— REQUIREMENTS —
Can you pull out each line of the data below that includes the word "comme"?
^^^^
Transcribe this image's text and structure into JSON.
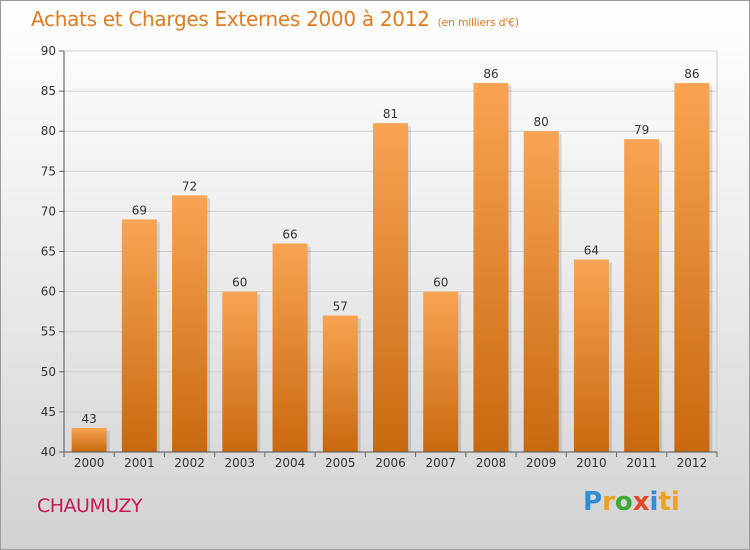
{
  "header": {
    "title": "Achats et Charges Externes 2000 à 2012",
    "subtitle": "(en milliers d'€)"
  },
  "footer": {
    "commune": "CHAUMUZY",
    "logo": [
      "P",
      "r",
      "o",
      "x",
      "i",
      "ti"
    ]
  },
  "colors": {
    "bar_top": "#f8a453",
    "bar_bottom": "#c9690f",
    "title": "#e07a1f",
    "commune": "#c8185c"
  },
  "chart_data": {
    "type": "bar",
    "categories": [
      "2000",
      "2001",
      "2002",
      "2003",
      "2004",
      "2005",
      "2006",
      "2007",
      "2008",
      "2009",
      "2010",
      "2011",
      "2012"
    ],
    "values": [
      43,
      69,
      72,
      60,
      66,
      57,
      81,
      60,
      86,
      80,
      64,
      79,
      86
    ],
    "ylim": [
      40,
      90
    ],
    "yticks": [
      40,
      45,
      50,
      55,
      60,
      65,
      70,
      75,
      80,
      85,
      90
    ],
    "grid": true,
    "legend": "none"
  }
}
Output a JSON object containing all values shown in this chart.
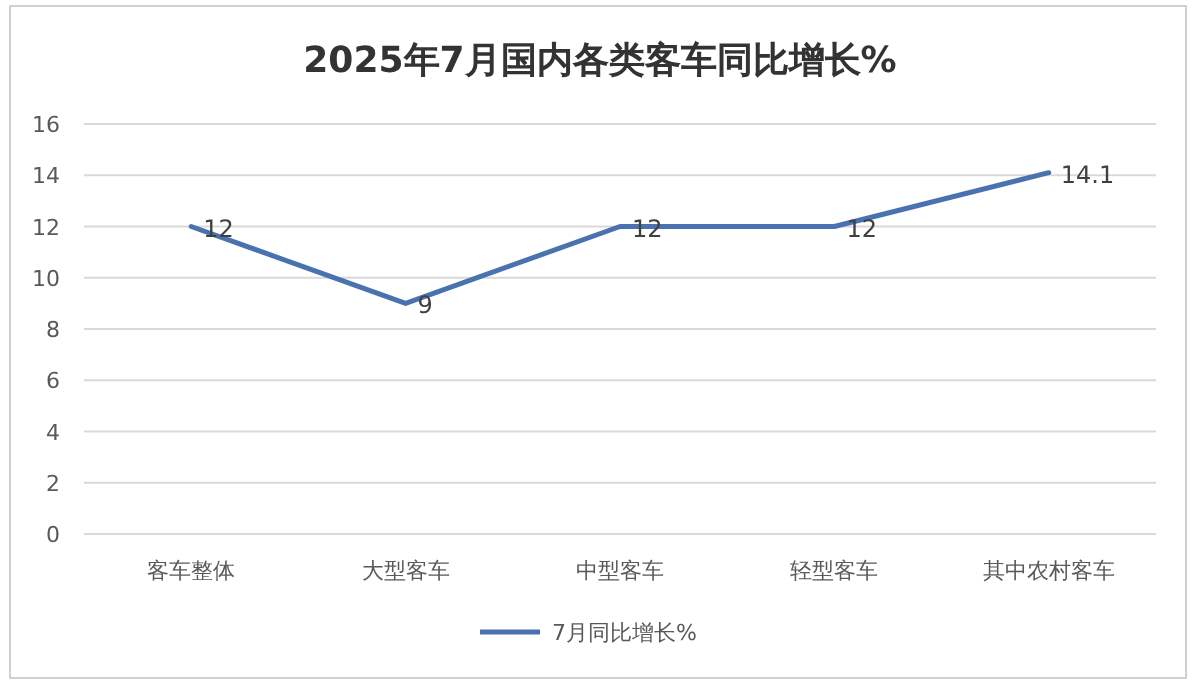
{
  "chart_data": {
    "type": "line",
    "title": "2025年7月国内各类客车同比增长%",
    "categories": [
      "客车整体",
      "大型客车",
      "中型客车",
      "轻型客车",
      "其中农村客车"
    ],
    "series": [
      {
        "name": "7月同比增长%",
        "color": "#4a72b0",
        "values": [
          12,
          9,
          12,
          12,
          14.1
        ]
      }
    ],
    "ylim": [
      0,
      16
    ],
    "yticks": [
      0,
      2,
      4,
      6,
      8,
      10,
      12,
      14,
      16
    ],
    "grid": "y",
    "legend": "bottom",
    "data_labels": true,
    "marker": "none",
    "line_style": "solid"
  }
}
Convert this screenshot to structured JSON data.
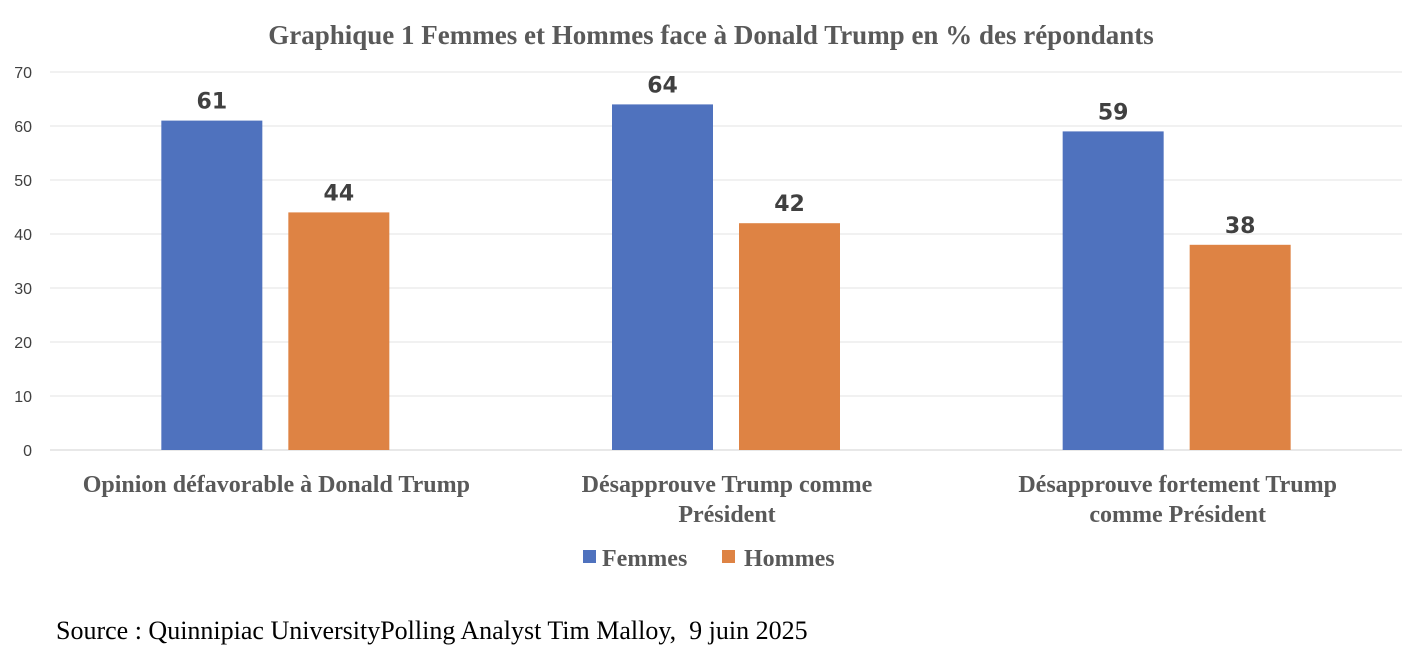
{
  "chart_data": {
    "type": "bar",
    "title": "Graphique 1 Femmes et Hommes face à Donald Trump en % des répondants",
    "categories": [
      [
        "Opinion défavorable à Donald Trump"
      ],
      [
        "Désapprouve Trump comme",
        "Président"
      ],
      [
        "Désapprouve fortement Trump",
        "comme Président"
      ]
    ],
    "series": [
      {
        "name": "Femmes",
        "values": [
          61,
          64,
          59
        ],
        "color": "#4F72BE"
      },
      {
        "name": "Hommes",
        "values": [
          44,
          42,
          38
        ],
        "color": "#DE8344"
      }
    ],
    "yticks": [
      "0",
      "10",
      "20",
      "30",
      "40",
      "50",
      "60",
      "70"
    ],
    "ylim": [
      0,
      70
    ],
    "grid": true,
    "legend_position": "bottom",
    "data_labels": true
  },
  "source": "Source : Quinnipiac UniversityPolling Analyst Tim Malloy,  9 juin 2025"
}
^^^^
— PROBLEM SOLUTION —
        "Désapprouve Trump comme",
        "comme Président"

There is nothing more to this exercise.